Repeat verbatim the lines of the data below, beginning with the line containing "Extract all readable text from this page." and continuing to the end.

>> start DATA EXCERPTS

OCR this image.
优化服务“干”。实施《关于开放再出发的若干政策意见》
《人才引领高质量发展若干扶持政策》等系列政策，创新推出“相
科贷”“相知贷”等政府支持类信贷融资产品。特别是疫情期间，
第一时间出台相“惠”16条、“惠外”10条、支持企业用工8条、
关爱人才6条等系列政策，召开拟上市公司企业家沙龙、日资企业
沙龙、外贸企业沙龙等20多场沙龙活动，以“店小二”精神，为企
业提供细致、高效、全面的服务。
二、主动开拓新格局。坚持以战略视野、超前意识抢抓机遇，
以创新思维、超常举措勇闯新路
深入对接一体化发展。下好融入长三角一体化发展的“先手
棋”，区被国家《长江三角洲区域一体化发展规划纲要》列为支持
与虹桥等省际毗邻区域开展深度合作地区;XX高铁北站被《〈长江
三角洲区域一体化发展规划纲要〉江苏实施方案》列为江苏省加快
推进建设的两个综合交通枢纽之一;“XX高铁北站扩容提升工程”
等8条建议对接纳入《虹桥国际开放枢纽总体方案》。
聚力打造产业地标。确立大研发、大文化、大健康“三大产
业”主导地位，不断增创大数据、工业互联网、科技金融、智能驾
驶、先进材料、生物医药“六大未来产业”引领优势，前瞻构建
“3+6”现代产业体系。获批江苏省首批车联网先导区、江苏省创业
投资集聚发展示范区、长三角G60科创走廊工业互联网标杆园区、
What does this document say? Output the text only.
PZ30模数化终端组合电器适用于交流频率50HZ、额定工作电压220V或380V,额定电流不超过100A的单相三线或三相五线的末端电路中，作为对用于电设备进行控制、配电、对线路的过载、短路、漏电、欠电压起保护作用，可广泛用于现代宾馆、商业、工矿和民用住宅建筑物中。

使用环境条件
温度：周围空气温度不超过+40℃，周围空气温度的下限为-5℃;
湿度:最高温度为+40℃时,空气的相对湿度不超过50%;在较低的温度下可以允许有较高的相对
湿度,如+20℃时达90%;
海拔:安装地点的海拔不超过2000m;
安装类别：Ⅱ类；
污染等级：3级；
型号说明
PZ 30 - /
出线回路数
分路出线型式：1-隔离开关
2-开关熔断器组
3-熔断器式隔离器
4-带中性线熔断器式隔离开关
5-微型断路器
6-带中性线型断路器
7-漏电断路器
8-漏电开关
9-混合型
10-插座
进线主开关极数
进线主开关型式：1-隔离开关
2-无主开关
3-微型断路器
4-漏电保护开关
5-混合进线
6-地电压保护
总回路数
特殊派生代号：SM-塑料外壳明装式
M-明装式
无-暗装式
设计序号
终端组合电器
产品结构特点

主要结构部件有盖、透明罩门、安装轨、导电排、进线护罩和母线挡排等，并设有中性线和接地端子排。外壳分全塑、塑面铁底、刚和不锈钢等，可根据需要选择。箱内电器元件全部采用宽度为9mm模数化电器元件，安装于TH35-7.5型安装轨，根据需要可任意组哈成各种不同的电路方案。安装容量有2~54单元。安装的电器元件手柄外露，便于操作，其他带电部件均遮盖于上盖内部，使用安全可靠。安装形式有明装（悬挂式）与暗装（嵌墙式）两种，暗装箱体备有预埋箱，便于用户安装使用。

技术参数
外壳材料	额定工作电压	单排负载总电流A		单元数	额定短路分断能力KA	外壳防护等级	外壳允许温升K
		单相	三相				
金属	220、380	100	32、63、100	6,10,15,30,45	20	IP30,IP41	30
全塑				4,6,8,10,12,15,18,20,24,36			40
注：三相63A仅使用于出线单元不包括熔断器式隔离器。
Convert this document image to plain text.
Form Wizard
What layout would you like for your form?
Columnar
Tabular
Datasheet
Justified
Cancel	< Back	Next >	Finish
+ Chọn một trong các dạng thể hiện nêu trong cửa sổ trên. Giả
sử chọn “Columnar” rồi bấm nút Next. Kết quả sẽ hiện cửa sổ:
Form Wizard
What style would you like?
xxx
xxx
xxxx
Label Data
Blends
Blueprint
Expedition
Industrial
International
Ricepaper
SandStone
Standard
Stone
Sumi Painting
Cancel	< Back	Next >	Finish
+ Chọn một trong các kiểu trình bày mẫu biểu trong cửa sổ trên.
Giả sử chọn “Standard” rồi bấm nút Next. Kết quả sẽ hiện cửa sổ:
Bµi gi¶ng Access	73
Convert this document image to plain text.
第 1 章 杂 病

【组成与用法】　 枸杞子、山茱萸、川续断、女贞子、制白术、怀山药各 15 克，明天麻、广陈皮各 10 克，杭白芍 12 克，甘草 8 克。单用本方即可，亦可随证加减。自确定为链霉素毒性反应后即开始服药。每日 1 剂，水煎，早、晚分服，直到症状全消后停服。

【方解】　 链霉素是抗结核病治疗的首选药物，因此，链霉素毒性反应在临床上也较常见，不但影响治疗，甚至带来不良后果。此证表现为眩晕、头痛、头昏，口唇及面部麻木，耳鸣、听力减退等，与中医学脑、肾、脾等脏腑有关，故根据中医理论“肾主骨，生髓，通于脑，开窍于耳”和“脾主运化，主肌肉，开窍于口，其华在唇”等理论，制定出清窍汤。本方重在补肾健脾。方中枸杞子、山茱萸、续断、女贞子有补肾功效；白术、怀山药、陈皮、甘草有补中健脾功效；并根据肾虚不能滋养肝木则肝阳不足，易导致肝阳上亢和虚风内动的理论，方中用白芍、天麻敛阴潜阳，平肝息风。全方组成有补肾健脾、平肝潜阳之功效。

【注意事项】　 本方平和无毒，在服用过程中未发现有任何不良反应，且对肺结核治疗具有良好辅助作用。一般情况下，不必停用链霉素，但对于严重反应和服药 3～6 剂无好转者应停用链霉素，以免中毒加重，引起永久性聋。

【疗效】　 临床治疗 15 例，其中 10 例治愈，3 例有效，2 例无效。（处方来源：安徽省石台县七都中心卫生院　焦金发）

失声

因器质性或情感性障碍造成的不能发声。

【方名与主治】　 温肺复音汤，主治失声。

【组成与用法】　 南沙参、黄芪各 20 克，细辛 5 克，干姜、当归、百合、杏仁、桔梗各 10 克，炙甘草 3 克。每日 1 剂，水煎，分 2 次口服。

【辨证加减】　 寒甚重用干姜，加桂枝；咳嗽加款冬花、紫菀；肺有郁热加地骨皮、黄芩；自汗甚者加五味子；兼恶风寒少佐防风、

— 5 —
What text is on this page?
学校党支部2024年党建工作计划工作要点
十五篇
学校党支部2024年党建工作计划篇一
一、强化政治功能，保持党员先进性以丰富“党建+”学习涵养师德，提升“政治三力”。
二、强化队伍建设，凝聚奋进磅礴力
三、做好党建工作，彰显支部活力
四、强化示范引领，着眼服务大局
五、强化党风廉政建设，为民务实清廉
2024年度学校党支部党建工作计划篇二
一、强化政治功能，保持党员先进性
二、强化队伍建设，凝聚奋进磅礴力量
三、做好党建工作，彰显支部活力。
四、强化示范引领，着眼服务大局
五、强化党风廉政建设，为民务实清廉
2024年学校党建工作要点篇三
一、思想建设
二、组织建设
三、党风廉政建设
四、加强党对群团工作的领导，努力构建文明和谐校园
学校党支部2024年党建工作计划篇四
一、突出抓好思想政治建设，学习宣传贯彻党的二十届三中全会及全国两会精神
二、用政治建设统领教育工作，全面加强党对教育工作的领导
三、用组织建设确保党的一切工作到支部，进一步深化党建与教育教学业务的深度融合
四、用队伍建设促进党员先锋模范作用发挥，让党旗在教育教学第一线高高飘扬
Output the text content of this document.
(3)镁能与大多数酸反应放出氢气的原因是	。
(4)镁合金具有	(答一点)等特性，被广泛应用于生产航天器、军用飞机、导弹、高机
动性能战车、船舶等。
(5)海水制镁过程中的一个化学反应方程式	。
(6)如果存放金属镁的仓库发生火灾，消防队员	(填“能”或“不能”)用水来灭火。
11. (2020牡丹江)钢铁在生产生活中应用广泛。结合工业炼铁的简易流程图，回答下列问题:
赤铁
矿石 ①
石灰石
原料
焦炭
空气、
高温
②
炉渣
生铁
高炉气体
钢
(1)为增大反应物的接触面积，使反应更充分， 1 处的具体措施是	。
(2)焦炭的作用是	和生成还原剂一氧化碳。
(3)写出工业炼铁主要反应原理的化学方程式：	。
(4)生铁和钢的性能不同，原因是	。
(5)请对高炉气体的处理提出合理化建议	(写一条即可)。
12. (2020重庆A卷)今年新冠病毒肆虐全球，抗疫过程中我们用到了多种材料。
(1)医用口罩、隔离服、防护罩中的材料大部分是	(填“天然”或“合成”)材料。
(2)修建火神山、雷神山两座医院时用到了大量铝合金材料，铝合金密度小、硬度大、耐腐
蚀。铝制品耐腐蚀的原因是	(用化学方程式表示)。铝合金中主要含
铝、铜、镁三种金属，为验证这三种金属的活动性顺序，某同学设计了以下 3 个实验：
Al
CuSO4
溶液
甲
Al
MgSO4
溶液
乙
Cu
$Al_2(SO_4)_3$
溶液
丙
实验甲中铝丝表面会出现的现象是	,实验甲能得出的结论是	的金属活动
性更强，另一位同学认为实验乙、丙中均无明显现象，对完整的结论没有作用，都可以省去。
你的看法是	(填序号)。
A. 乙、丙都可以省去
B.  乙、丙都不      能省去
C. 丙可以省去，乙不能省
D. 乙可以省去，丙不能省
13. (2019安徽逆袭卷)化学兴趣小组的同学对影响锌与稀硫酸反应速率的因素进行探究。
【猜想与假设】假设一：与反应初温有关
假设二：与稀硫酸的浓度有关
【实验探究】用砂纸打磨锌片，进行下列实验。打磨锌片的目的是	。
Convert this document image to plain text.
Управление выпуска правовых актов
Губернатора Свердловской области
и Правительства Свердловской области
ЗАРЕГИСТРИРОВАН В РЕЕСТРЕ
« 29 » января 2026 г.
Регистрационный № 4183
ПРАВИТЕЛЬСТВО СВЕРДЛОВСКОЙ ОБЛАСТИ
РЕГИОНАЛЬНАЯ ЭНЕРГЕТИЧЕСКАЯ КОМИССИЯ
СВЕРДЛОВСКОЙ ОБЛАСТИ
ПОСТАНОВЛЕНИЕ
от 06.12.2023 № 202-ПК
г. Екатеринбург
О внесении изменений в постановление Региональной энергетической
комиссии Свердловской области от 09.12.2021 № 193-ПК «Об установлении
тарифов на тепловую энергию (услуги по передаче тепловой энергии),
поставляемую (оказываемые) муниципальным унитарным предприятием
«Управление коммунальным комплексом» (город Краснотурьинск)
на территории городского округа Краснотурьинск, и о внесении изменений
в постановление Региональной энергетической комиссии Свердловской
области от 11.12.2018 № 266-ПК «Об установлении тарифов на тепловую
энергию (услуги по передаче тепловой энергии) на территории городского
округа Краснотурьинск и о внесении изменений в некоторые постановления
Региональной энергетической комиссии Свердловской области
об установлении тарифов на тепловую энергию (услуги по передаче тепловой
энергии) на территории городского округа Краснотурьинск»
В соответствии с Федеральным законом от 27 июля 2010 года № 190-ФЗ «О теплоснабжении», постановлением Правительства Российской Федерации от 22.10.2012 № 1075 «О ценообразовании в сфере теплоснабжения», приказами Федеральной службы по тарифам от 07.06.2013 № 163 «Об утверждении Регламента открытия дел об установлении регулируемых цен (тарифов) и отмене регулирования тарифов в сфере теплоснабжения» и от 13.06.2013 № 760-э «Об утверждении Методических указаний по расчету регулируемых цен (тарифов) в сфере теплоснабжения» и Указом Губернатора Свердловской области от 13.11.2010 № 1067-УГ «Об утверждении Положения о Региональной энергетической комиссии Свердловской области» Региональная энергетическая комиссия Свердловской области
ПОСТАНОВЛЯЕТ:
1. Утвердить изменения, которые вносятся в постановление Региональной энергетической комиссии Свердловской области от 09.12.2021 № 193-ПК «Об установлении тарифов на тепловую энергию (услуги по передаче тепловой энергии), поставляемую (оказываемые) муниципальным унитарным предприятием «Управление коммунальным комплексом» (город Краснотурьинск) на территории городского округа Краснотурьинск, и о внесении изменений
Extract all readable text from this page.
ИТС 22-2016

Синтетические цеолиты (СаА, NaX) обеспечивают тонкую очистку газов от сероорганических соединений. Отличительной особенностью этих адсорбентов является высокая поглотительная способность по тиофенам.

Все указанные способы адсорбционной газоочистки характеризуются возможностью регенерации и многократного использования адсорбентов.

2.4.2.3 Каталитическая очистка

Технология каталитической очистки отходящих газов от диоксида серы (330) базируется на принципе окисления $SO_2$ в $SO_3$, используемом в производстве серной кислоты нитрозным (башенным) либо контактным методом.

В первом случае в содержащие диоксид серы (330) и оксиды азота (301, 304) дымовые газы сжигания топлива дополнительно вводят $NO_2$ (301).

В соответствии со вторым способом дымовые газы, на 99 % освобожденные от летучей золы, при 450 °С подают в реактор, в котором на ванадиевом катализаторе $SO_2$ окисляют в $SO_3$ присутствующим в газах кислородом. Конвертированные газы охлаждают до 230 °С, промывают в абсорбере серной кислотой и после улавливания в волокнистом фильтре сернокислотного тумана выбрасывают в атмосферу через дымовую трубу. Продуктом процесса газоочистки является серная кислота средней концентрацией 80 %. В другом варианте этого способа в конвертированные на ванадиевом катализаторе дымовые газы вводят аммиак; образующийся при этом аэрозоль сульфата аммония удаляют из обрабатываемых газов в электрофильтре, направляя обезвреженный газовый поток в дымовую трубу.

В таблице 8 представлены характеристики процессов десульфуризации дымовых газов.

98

>> end DATA EXCERPTS

EXERCISE SOLUTION:
Extract all readable text from this page.
ИТС 22-2016

Синтетические цеолиты (СаА, NaX) обеспечивают тонкую очистку газов от сероорганических соединений. Отличительной особенностью этих адсорбентов является высокая поглотительная способность по тиофенам.

Все указанные способы адсорбционной газоочистки характеризуются возможностью регенерации и многократного использования адсорбентов.

2.4.2.3 Каталитическая очистка

Технология каталитической очистки отходящих газов от диоксида серы (330) базируется на принципе окисления $SO_2$ в $SO_3$, используемом в производстве серной кислоты нитрозным (башенным) либо контактным методом.

В первом случае в содержащие диоксид серы (330) и оксиды азота (301, 304) дымовые газы сжигания топлива дополнительно вводят $NO_2$ (301).

В соответствии со вторым способом дымовые газы, на 99 % освобожденные от летучей золы, при 450 °С подают в реактор, в котором на ванадиевом катализаторе $SO_2$ окисляют в $SO_3$ присутствующим в газах кислородом. Конвертированные газы охлаждают до 230 °С, промывают в абсорбере серной кислотой и после улавливания в волокнистом фильтре сернокислотного тумана выбрасывают в атмосферу через дымовую трубу. Продуктом процесса газоочистки является серная кислота средней концентрацией 80 %. В другом варианте этого способа в конвертированные на ванадиевом катализаторе дымовые газы вводят аммиак; образующийся при этом аэрозоль сульфата аммония удаляют из обрабатываемых газов в электрофильтре, направляя обезвреженный газовый поток в дымовую трубу.

В таблице 8 представлены характеристики процессов десульфуризации дымовых газов.

98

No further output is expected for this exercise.